Data to use
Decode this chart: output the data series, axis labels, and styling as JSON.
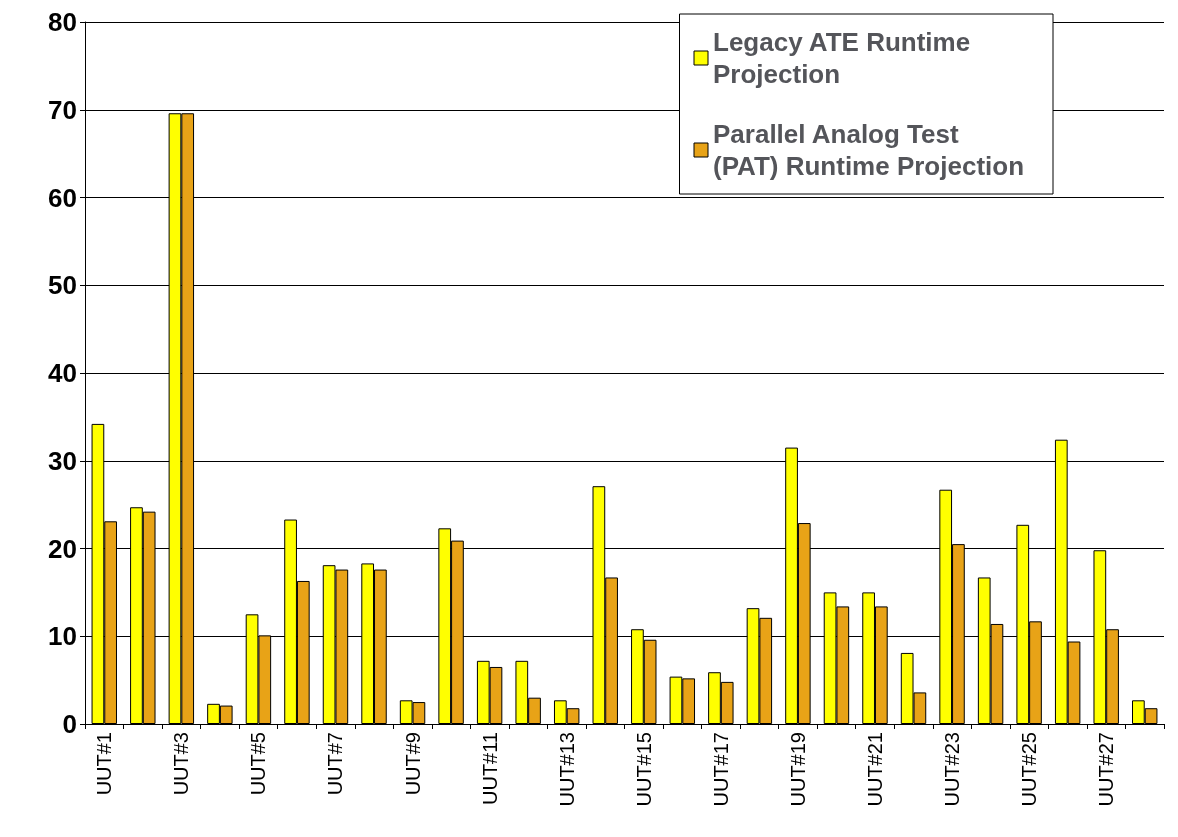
{
  "chart_data": {
    "type": "bar",
    "categories": [
      "UUT#1",
      null,
      "UUT#3",
      null,
      "UUT#5",
      null,
      "UUT#7",
      null,
      "UUT#9",
      null,
      "UUT#11",
      null,
      "UUT#13",
      null,
      "UUT#15",
      null,
      "UUT#17",
      null,
      "UUT#19",
      null,
      "UUT#21",
      null,
      "UUT#23",
      null,
      "UUT#25",
      null,
      "UUT#27",
      null
    ],
    "series": [
      {
        "name": "Legacy ATE Runtime Projection",
        "color": "#ffff00",
        "values": [
          34.2,
          24.7,
          69.6,
          2.3,
          12.5,
          23.3,
          18.1,
          18.3,
          2.7,
          22.3,
          7.2,
          7.2,
          2.7,
          27.1,
          10.8,
          5.4,
          5.9,
          13.2,
          31.5,
          15.0,
          15.0,
          8.1,
          26.7,
          16.7,
          22.7,
          32.4,
          19.8,
          2.7
        ]
      },
      {
        "name": "Parallel Analog Test (PAT) Runtime Projection",
        "color": "#e8a317",
        "values": [
          23.1,
          24.2,
          69.6,
          2.1,
          10.1,
          16.3,
          17.6,
          17.6,
          2.5,
          20.9,
          6.5,
          3.0,
          1.8,
          16.7,
          9.6,
          5.2,
          4.8,
          12.1,
          22.9,
          13.4,
          13.4,
          3.6,
          20.5,
          11.4,
          11.7,
          9.4,
          10.8,
          1.8
        ]
      }
    ],
    "ylim": [
      0,
      80
    ],
    "yticks": [
      0,
      10,
      20,
      30,
      40,
      50,
      60,
      70,
      80
    ],
    "grid": "y",
    "legend": "top right"
  }
}
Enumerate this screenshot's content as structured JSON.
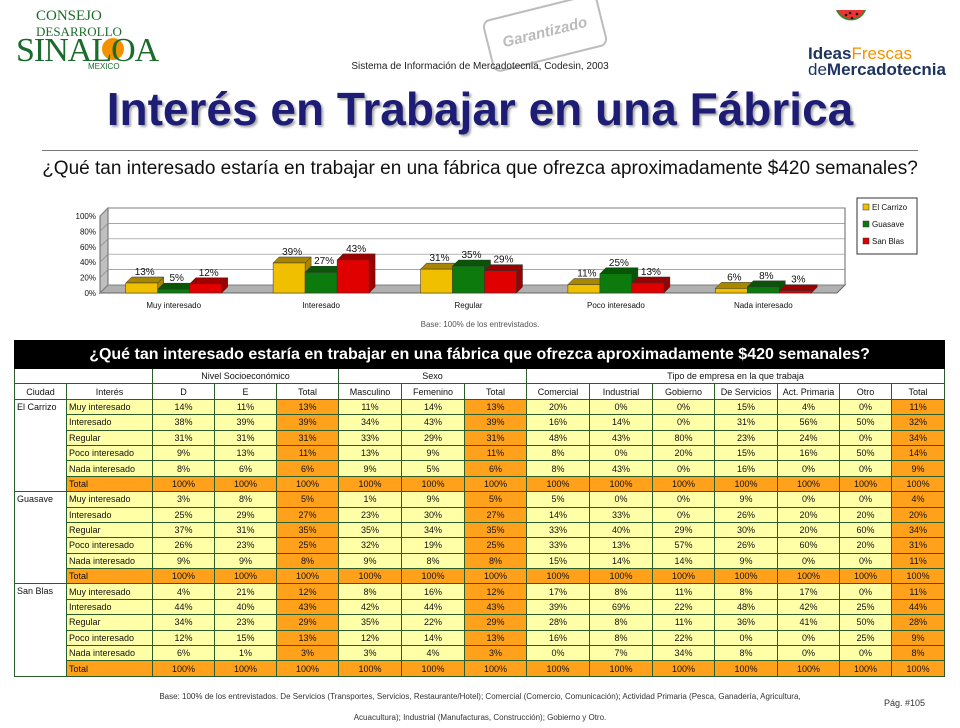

Goal
Find every line of the data that holds the string "name", then say how many there are and nothing else.

Exercise answer
2